> The task
Produce an exact copy of the lines from the line containing "OCR this image." through the last line of the listing below, both ends included, and nothing else.

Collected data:
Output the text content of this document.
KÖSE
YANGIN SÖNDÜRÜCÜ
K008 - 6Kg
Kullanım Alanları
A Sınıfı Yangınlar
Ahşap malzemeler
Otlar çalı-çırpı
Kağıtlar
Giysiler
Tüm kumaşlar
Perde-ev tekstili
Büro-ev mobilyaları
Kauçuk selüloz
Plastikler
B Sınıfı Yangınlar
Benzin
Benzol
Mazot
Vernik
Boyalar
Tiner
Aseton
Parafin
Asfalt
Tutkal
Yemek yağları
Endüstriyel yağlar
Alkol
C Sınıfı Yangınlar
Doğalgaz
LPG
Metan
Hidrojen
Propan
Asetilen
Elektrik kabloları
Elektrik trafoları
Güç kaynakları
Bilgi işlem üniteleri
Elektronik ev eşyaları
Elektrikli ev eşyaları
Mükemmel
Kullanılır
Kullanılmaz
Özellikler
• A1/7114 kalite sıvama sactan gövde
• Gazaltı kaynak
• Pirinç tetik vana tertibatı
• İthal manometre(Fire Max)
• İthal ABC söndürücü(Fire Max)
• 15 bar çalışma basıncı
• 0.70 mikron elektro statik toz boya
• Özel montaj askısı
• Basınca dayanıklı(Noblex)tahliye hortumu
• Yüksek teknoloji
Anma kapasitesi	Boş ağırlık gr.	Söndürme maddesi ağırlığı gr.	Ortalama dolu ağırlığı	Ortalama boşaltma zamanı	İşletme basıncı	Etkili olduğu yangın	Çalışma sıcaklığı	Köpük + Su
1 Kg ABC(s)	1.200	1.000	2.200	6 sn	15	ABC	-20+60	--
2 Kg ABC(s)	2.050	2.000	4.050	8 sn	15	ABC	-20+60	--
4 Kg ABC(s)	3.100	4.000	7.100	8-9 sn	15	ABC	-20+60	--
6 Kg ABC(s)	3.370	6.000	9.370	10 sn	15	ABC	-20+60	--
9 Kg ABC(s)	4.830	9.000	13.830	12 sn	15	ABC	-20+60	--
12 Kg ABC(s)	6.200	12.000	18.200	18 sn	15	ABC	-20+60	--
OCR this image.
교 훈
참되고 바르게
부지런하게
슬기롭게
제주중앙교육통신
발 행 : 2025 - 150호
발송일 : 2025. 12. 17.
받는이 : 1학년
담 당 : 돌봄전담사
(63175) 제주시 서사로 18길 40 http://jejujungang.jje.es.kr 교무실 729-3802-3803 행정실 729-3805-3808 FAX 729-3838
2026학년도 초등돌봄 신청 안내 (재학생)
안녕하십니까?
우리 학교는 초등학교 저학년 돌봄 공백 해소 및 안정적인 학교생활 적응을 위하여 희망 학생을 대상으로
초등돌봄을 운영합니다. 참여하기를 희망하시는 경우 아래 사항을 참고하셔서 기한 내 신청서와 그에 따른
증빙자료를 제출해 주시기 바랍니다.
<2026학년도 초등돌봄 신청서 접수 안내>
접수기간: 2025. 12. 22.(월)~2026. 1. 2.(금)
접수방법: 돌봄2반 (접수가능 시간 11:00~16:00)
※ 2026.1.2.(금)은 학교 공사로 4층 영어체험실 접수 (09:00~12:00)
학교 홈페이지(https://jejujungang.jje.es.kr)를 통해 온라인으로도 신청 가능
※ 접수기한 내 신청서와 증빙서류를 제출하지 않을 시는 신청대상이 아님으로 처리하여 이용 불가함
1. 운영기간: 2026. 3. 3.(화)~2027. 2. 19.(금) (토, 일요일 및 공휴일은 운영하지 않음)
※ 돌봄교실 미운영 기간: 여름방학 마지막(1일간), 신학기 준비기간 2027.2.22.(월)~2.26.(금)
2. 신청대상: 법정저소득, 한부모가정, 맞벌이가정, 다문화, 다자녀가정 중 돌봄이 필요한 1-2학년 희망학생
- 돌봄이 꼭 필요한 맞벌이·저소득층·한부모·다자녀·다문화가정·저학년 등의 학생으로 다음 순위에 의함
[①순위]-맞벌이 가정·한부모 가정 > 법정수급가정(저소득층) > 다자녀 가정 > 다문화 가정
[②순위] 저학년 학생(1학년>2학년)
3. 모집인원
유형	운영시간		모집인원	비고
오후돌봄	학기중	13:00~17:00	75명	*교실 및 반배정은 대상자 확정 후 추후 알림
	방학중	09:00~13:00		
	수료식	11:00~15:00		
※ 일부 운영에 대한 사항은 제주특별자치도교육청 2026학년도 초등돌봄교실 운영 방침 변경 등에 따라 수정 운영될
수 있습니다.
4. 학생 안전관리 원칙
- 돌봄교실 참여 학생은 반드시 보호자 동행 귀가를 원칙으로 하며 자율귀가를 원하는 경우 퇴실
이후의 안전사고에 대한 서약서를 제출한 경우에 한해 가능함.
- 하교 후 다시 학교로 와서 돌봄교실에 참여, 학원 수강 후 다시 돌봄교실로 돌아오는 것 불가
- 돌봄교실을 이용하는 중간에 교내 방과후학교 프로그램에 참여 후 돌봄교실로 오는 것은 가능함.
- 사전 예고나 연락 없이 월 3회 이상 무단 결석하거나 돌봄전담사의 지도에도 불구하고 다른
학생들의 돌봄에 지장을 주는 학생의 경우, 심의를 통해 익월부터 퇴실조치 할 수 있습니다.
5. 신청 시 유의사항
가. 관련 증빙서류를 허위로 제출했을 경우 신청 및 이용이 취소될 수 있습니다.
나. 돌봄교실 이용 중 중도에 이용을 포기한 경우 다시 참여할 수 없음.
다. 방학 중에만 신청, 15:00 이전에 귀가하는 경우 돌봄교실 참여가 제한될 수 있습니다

> Solved exercise
OCR this image.
교 훈
참되고 바르게
부지런하게
슬기롭게
제주중앙교육통신
발 행 : 2025 - 150호
발송일 : 2025. 12. 17.
받는이 : 1학년
담 당 : 돌봄전담사
(63175) 제주시 서사로 18길 40 http://jejujungang.jje.es.kr 교무실 729-3802-3803 행정실 729-3805-3808 FAX 729-3838
2026학년도 초등돌봄 신청 안내 (재학생)
안녕하십니까?
우리 학교는 초등학교 저학년 돌봄 공백 해소 및 안정적인 학교생활 적응을 위하여 희망 학생을 대상으로
초등돌봄을 운영합니다. 참여하기를 희망하시는 경우 아래 사항을 참고하셔서 기한 내 신청서와 그에 따른
증빙자료를 제출해 주시기 바랍니다.
<2026학년도 초등돌봄 신청서 접수 안내>
접수기간: 2025. 12. 22.(월)~2026. 1. 2.(금)
접수방법: 돌봄2반 (접수가능 시간 11:00~16:00)
※ 2026.1.2.(금)은 학교 공사로 4층 영어체험실 접수 (09:00~12:00)
학교 홈페이지(https://jejujungang.jje.es.kr)를 통해 온라인으로도 신청 가능
※ 접수기한 내 신청서와 증빙서류를 제출하지 않을 시는 신청대상이 아님으로 처리하여 이용 불가함
1. 운영기간: 2026. 3. 3.(화)~2027. 2. 19.(금) (토, 일요일 및 공휴일은 운영하지 않음)
※ 돌봄교실 미운영 기간: 여름방학 마지막(1일간), 신학기 준비기간 2027.2.22.(월)~2.26.(금)
2. 신청대상: 법정저소득, 한부모가정, 맞벌이가정, 다문화, 다자녀가정 중 돌봄이 필요한 1-2학년 희망학생
- 돌봄이 꼭 필요한 맞벌이·저소득층·한부모·다자녀·다문화가정·저학년 등의 학생으로 다음 순위에 의함
[①순위]-맞벌이 가정·한부모 가정 > 법정수급가정(저소득층) > 다자녀 가정 > 다문화 가정
[②순위] 저학년 학생(1학년>2학년)
3. 모집인원
유형	운영시간		모집인원	비고
오후돌봄	학기중	13:00~17:00	75명	*교실 및 반배정은 대상자 확정 후 추후 알림
	방학중	09:00~13:00		
	수료식	11:00~15:00		
※ 일부 운영에 대한 사항은 제주특별자치도교육청 2026학년도 초등돌봄교실 운영 방침 변경 등에 따라 수정 운영될
수 있습니다.
4. 학생 안전관리 원칙
- 돌봄교실 참여 학생은 반드시 보호자 동행 귀가를 원칙으로 하며 자율귀가를 원하는 경우 퇴실
이후의 안전사고에 대한 서약서를 제출한 경우에 한해 가능함.
- 하교 후 다시 학교로 와서 돌봄교실에 참여, 학원 수강 후 다시 돌봄교실로 돌아오는 것 불가
- 돌봄교실을 이용하는 중간에 교내 방과후학교 프로그램에 참여 후 돌봄교실로 오는 것은 가능함.
- 사전 예고나 연락 없이 월 3회 이상 무단 결석하거나 돌봄전담사의 지도에도 불구하고 다른
학생들의 돌봄에 지장을 주는 학생의 경우, 심의를 통해 익월부터 퇴실조치 할 수 있습니다.
5. 신청 시 유의사항
가. 관련 증빙서류를 허위로 제출했을 경우 신청 및 이용이 취소될 수 있습니다.
나. 돌봄교실 이용 중 중도에 이용을 포기한 경우 다시 참여할 수 없음.
다. 방학 중에만 신청, 15:00 이전에 귀가하는 경우 돌봄교실 참여가 제한될 수 있습니다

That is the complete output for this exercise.